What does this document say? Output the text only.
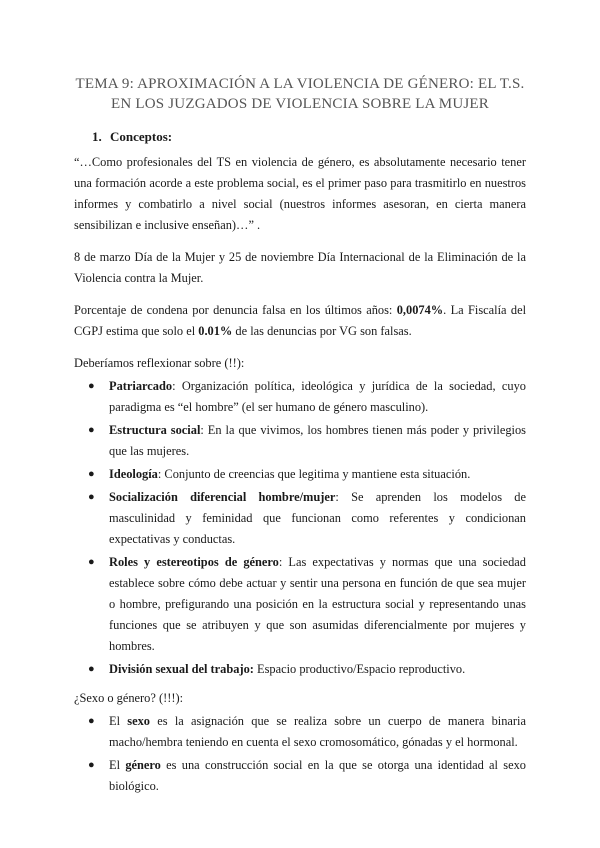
TEMA 9: APROXIMACIÓN A LA VIOLENCIA DE GÉNERO: EL T.S.
EN LOS JUZGADOS DE VIOLENCIA SOBRE LA MUJER
1. Conceptos:

“…Como profesionales del TS en violencia de género, es absolutamente necesario tener una formación acorde a este problema social, es el primer paso para trasmitirlo en nuestros informes y combatirlo a nivel social (nuestros informes asesoran, en cierta manera sensibilizan e inclusive enseñan)…” .

8 de marzo Día de la Mujer y 25 de noviembre Día Internacional de la Eliminación de la Violencia contra la Mujer.

Porcentaje de condena por denuncia falsa en los últimos años: 0,0074%. La Fiscalía del CGPJ estima que solo el 0.01% de las denuncias por VG son falsas.

Deberíamos reflexionar sobre (!!):

● Patriarcado: Organización política, ideológica y jurídica de la sociedad, cuyo paradigma es “el hombre” (el ser humano de género masculino).
● Estructura social: En la que vivimos, los hombres tienen más poder y privilegios que las mujeres.
● Ideología: Conjunto de creencias que legitima y mantiene esta situación.
● Socialización diferencial hombre/mujer: Se aprenden los modelos de masculinidad y feminidad que funcionan como referentes y condicionan expectativas y conductas.
● Roles y estereotipos de género: Las expectativas y normas que una sociedad establece sobre cómo debe actuar y sentir una persona en función de que sea mujer o hombre, prefigurando una posición en la estructura social y representando unas funciones que se atribuyen y que son asumidas diferencialmente por mujeres y hombres.
● División sexual del trabajo: Espacio productivo/Espacio reproductivo.

¿Sexo o género? (!!!):

● El sexo es la asignación que se realiza sobre un cuerpo de manera binaria macho/hembra teniendo en cuenta el sexo cromosomático, gónadas y el hormonal.
● El género es una construcción social en la que se otorga una identidad al sexo biológico.
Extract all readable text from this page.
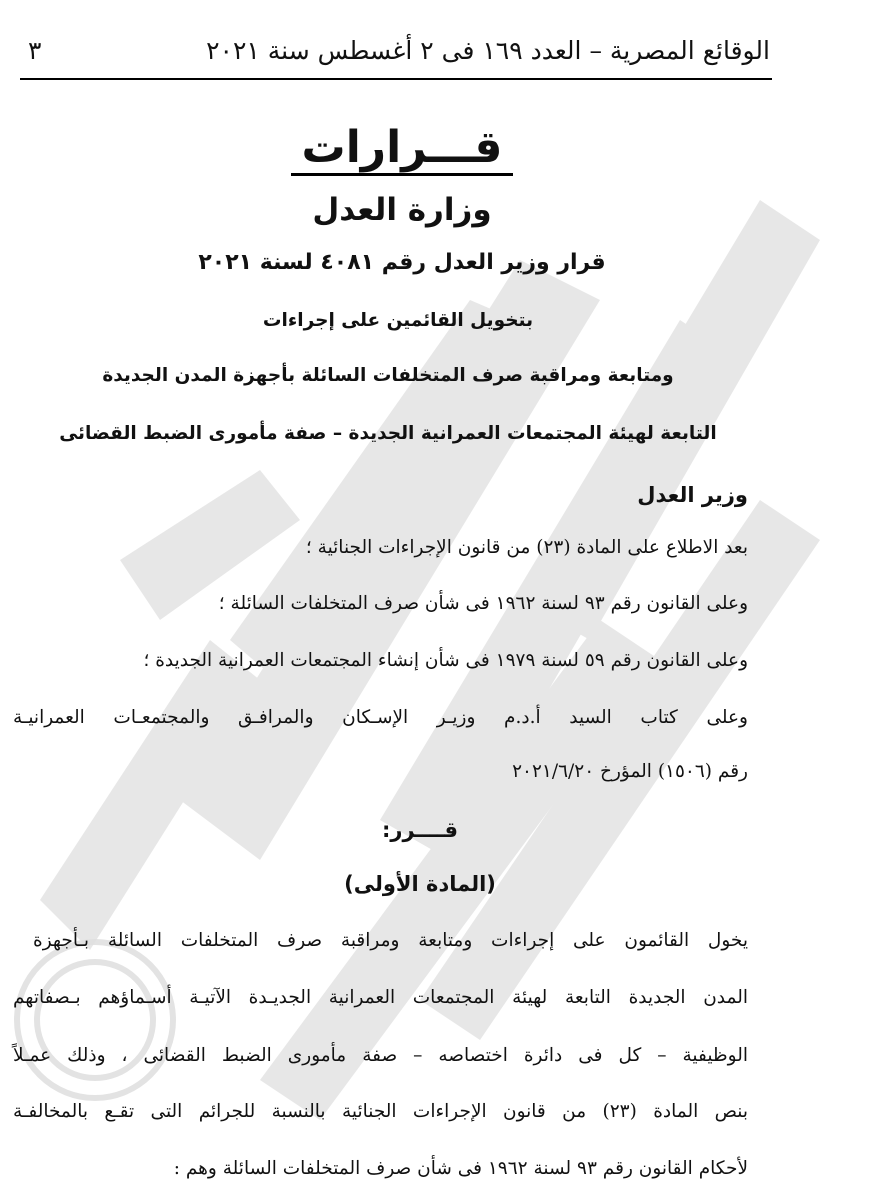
الوقائع المصرية – العدد ١٦٩ فى ٢ أغسطس سنة ٢٠٢١
٣
قـــرارات
وزارة العدل
قرار وزير العدل رقم ٤٠٨١ لسنة ٢٠٢١
بتخويل القائمين على إجراءات
ومتابعة ومراقبة صرف المتخلفات السائلة بأجهزة المدن الجديدة
التابعة لهيئة المجتمعات العمرانية الجديدة – صفة مأمورى الضبط القضائى
وزير العدل
بعد الاطلاع على المادة (٢٣) من قانون الإجراءات الجنائية ؛
وعلى القانون رقم ٩٣ لسنة ١٩٦٢ فى شأن صرف المتخلفات السائلة ؛
وعلى القانون رقم ٥٩ لسنة ١٩٧٩ فى شأن إنشاء المجتمعات العمرانية الجديدة ؛
وعلى كتاب السيد أ.د.م وزيـر الإسـكان والمرافـق والمجتمعـات العمرانيـة
رقم (١٥٠٦) المؤرخ ٢٠٢١/٦/٢٠
قــــرر:
(المادة الأولى)
يخول القائمون على إجراءات ومتابعة ومراقبة صرف المتخلفات السائلة بـأجهزة
المدن الجديدة التابعة لهيئة المجتمعات العمرانية الجديـدة الآتيـة أسـماؤهم بـصفاتهم
الوظيفية – كل فى دائرة اختصاصه – صفة مأمورى الضبط القضائى ، وذلك عمـلاً
بنص المادة (٢٣) من قانون الإجراءات الجنائية بالنسبة للجرائم التى تقـع بالمخالفـة
لأحكام القانون رقم ٩٣ لسنة ١٩٦٢ فى شأن صرف المتخلفات السائلة وهم :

* * * * * * *

Reproduce all of the entries word for word, skipping any pictures they hold.

What does this document say? Output the text only.
TEMA 9: APROXIMACIÓN A LA VIOLENCIA DE GÉNERO: EL T.S.
EN LOS JUZGADOS DE VIOLENCIA SOBRE LA MUJER
1. Conceptos:

“…Como profesionales del TS en violencia de género, es absolutamente necesario tener una formación acorde a este problema social, es el primer paso para trasmitirlo en nuestros informes y combatirlo a nivel social (nuestros informes asesoran, en cierta manera sensibilizan e inclusive enseñan)…” .

8 de marzo Día de la Mujer y 25 de noviembre Día Internacional de la Eliminación de la Violencia contra la Mujer.

Porcentaje de condena por denuncia falsa en los últimos años: 0,0074%. La Fiscalía del CGPJ estima que solo el 0.01% de las denuncias por VG son falsas.

Deberíamos reflexionar sobre (!!):

● Patriarcado: Organización política, ideológica y jurídica de la sociedad, cuyo paradigma es “el hombre” (el ser humano de género masculino).
● Estructura social: En la que vivimos, los hombres tienen más poder y privilegios que las mujeres.
● Ideología: Conjunto de creencias que legitima y mantiene esta situación.
● Socialización diferencial hombre/mujer: Se aprenden los modelos de masculinidad y feminidad que funcionan como referentes y condicionan expectativas y conductas.
● Roles y estereotipos de género: Las expectativas y normas que una sociedad establece sobre cómo debe actuar y sentir una persona en función de que sea mujer o hombre, prefigurando una posición en la estructura social y representando unas funciones que se atribuyen y que son asumidas diferencialmente por mujeres y hombres.
● División sexual del trabajo: Espacio productivo/Espacio reproductivo.

¿Sexo o género? (!!!):

● El sexo es la asignación que se realiza sobre un cuerpo de manera binaria macho/hembra teniendo en cuenta el sexo cromosomático, gónadas y el hormonal.
● El género es una construcción social en la que se otorga una identidad al sexo biológico.
Extract all readable text from this page.
الوقائع المصرية – العدد ١٦٩ فى ٢ أغسطس سنة ٢٠٢١
٣
قـــرارات
وزارة العدل
قرار وزير العدل رقم ٤٠٨١ لسنة ٢٠٢١
بتخويل القائمين على إجراءات
ومتابعة ومراقبة صرف المتخلفات السائلة بأجهزة المدن الجديدة
التابعة لهيئة المجتمعات العمرانية الجديدة – صفة مأمورى الضبط القضائى
وزير العدل
بعد الاطلاع على المادة (٢٣) من قانون الإجراءات الجنائية ؛
وعلى القانون رقم ٩٣ لسنة ١٩٦٢ فى شأن صرف المتخلفات السائلة ؛
وعلى القانون رقم ٥٩ لسنة ١٩٧٩ فى شأن إنشاء المجتمعات العمرانية الجديدة ؛
وعلى كتاب السيد أ.د.م وزيـر الإسـكان والمرافـق والمجتمعـات العمرانيـة
رقم (١٥٠٦) المؤرخ ٢٠٢١/٦/٢٠
قــــرر:
(المادة الأولى)
يخول القائمون على إجراءات ومتابعة ومراقبة صرف المتخلفات السائلة بـأجهزة
المدن الجديدة التابعة لهيئة المجتمعات العمرانية الجديـدة الآتيـة أسـماؤهم بـصفاتهم
الوظيفية – كل فى دائرة اختصاصه – صفة مأمورى الضبط القضائى ، وذلك عمـلاً
بنص المادة (٢٣) من قانون الإجراءات الجنائية بالنسبة للجرائم التى تقـع بالمخالفـة
لأحكام القانون رقم ٩٣ لسنة ١٩٦٢ فى شأن صرف المتخلفات السائلة وهم :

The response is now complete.